* [GIVEN EXERCISE]:
Write the data out again exactly, dropping any images it holds.

+---+

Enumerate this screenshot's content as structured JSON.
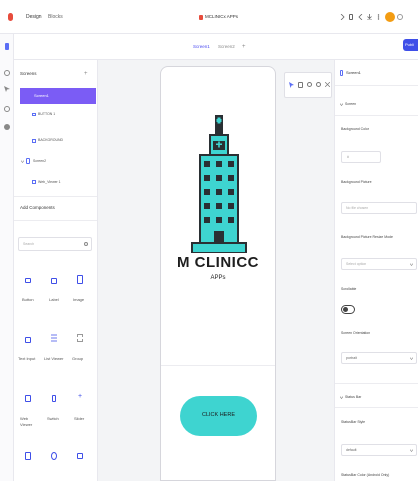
{
  "header": {
    "tab_design": "Design",
    "tab_blocks": "Blocks",
    "project_title": "MCLINICx APPs",
    "publish_label": "Publi"
  },
  "screen_tabs": {
    "screen1": "Screen1",
    "screen2": "Screen2",
    "add": "+"
  },
  "left_panel": {
    "screens_heading": "Screens",
    "add_symbol": "+",
    "tree": [
      {
        "label": "Screen1",
        "selected": true
      },
      {
        "label": "BUTTON 1"
      },
      {
        "label": "BACKGROUND"
      },
      {
        "label": "Screen2"
      },
      {
        "label": "Web_Viewer 1"
      }
    ],
    "add_components_heading": "Add Components",
    "search_placeholder": "Search",
    "components": [
      "Button",
      "Label",
      "Image",
      "Text Input",
      "List Viewer",
      "Group",
      "Web Viewer",
      "Switch",
      "Slider"
    ]
  },
  "canvas": {
    "brand_title": "M CLINICC",
    "brand_subtitle": "APPs",
    "cta_label": "CLICK HERE"
  },
  "right_panel": {
    "screen_name": "Screen1",
    "section_screen": "Screen",
    "bg_color_label": "Background Color",
    "bg_color_value": "#",
    "bg_picture_label": "Background Picture",
    "bg_picture_value": "No file chosen",
    "bg_resize_label": "Background Picture Resize Mode",
    "bg_resize_value": "Select option",
    "scrollable_label": "Scrollable",
    "orientation_label": "Screen Orientation",
    "orientation_value": "portrait",
    "section_status_bar": "Status Bar",
    "statusbar_style_label": "StatusBar Style",
    "statusbar_style_value": "default",
    "statusbar_color_label": "StatusBar Color (Android Only)"
  },
  "colors": {
    "accent": "#7b5cf5",
    "brand_teal": "#3ed4d0",
    "publish_bg": "#3f4fe8",
    "avatar_orange": "#f39c12",
    "logo_red": "#e74c3c"
  }
}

+---+

* [WRITTEN RESPONSE]:
Enumerate this screenshot's content as structured JSON.
{
  "header": {
    "tab_design": "Design",
    "tab_blocks": "Blocks",
    "project_title": "MCLINICx APPs",
    "publish_label": "Publi"
  },
  "screen_tabs": {
    "screen1": "Screen1",
    "screen2": "Screen2",
    "add": "+"
  },
  "left_panel": {
    "screens_heading": "Screens",
    "add_symbol": "+",
    "tree": [
      {
        "label": "Screen1",
        "selected": true
      },
      {
        "label": "BUTTON 1"
      },
      {
        "label": "BACKGROUND"
      },
      {
        "label": "Screen2"
      },
      {
        "label": "Web_Viewer 1"
      }
    ],
    "add_components_heading": "Add Components",
    "search_placeholder": "Search",
    "components": [
      "Button",
      "Label",
      "Image",
      "Text Input",
      "List Viewer",
      "Group",
      "Web Viewer",
      "Switch",
      "Slider"
    ]
  },
  "canvas": {
    "brand_title": "M CLINICC",
    "brand_subtitle": "APPs",
    "cta_label": "CLICK HERE"
  },
  "right_panel": {
    "screen_name": "Screen1",
    "section_screen": "Screen",
    "bg_color_label": "Background Color",
    "bg_color_value": "#",
    "bg_picture_label": "Background Picture",
    "bg_picture_value": "No file chosen",
    "bg_resize_label": "Background Picture Resize Mode",
    "bg_resize_value": "Select option",
    "scrollable_label": "Scrollable",
    "orientation_label": "Screen Orientation",
    "orientation_value": "portrait",
    "section_status_bar": "Status Bar",
    "statusbar_style_label": "StatusBar Style",
    "statusbar_style_value": "default",
    "statusbar_color_label": "StatusBar Color (Android Only)"
  },
  "colors": {
    "accent": "#7b5cf5",
    "brand_teal": "#3ed4d0",
    "publish_bg": "#3f4fe8",
    "avatar_orange": "#f39c12",
    "logo_red": "#e74c3c"
  }
}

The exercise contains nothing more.